- [Exercise description] Will you output all of the data below exactly, omitting the images?

- [Provided records]
-.-.-
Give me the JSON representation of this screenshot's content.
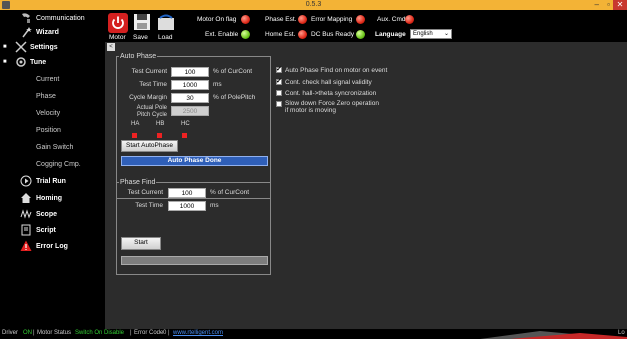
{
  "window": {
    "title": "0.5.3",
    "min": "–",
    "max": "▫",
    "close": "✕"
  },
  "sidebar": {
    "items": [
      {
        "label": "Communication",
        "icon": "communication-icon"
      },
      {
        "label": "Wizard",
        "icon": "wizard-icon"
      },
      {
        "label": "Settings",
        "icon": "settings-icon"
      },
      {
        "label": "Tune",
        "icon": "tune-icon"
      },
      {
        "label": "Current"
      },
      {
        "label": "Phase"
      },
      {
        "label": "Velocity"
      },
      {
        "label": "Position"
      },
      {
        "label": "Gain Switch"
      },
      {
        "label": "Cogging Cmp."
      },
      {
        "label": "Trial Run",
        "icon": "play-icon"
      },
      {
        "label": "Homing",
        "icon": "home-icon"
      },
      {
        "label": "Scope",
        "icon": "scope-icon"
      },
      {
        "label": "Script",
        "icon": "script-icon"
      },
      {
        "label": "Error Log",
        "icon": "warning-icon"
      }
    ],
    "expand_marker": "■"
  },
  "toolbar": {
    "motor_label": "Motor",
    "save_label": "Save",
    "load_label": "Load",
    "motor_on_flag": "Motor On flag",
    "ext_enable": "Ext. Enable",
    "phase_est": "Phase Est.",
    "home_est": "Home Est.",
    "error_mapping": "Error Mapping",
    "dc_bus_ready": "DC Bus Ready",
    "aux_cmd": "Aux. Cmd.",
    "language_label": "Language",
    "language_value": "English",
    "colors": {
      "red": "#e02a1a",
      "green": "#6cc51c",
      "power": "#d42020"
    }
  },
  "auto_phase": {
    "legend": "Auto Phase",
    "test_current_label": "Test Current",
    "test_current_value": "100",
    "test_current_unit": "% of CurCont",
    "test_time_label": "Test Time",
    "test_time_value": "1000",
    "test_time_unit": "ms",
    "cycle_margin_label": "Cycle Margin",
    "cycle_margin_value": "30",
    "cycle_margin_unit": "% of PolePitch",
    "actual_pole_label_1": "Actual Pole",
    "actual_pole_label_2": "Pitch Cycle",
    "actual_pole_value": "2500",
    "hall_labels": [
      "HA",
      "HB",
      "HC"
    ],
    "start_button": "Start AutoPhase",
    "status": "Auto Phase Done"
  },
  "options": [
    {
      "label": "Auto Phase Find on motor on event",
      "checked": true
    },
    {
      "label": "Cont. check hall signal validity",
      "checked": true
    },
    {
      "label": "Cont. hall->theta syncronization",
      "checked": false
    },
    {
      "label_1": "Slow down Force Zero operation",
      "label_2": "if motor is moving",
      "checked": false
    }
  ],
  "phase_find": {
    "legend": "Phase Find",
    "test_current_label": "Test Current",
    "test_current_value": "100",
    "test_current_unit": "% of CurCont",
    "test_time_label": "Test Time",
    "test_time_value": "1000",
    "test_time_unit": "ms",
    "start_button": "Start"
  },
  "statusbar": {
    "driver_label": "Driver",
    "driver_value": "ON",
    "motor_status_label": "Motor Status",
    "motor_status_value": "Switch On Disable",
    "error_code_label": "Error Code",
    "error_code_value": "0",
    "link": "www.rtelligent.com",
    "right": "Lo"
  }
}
-.-.-
- [Result]
Give me the JSON representation of this screenshot's content.
{
  "window": {
    "title": "0.5.3",
    "min": "–",
    "max": "▫",
    "close": "✕"
  },
  "sidebar": {
    "items": [
      {
        "label": "Communication",
        "icon": "communication-icon"
      },
      {
        "label": "Wizard",
        "icon": "wizard-icon"
      },
      {
        "label": "Settings",
        "icon": "settings-icon"
      },
      {
        "label": "Tune",
        "icon": "tune-icon"
      },
      {
        "label": "Current"
      },
      {
        "label": "Phase"
      },
      {
        "label": "Velocity"
      },
      {
        "label": "Position"
      },
      {
        "label": "Gain Switch"
      },
      {
        "label": "Cogging Cmp."
      },
      {
        "label": "Trial Run",
        "icon": "play-icon"
      },
      {
        "label": "Homing",
        "icon": "home-icon"
      },
      {
        "label": "Scope",
        "icon": "scope-icon"
      },
      {
        "label": "Script",
        "icon": "script-icon"
      },
      {
        "label": "Error Log",
        "icon": "warning-icon"
      }
    ],
    "expand_marker": "■"
  },
  "toolbar": {
    "motor_label": "Motor",
    "save_label": "Save",
    "load_label": "Load",
    "motor_on_flag": "Motor On flag",
    "ext_enable": "Ext. Enable",
    "phase_est": "Phase Est.",
    "home_est": "Home Est.",
    "error_mapping": "Error Mapping",
    "dc_bus_ready": "DC Bus Ready",
    "aux_cmd": "Aux. Cmd.",
    "language_label": "Language",
    "language_value": "English",
    "colors": {
      "red": "#e02a1a",
      "green": "#6cc51c",
      "power": "#d42020"
    }
  },
  "auto_phase": {
    "legend": "Auto Phase",
    "test_current_label": "Test Current",
    "test_current_value": "100",
    "test_current_unit": "% of CurCont",
    "test_time_label": "Test Time",
    "test_time_value": "1000",
    "test_time_unit": "ms",
    "cycle_margin_label": "Cycle Margin",
    "cycle_margin_value": "30",
    "cycle_margin_unit": "% of PolePitch",
    "actual_pole_label_1": "Actual Pole",
    "actual_pole_label_2": "Pitch Cycle",
    "actual_pole_value": "2500",
    "hall_labels": [
      "HA",
      "HB",
      "HC"
    ],
    "start_button": "Start AutoPhase",
    "status": "Auto Phase Done"
  },
  "options": [
    {
      "label": "Auto Phase Find on motor on event",
      "checked": true
    },
    {
      "label": "Cont. check hall signal validity",
      "checked": true
    },
    {
      "label": "Cont. hall->theta syncronization",
      "checked": false
    },
    {
      "label_1": "Slow down Force Zero operation",
      "label_2": "if motor is moving",
      "checked": false
    }
  ],
  "phase_find": {
    "legend": "Phase Find",
    "test_current_label": "Test Current",
    "test_current_value": "100",
    "test_current_unit": "% of CurCont",
    "test_time_label": "Test Time",
    "test_time_value": "1000",
    "test_time_unit": "ms",
    "start_button": "Start"
  },
  "statusbar": {
    "driver_label": "Driver",
    "driver_value": "ON",
    "motor_status_label": "Motor Status",
    "motor_status_value": "Switch On Disable",
    "error_code_label": "Error Code",
    "error_code_value": "0",
    "link": "www.rtelligent.com",
    "right": "Lo"
  }
}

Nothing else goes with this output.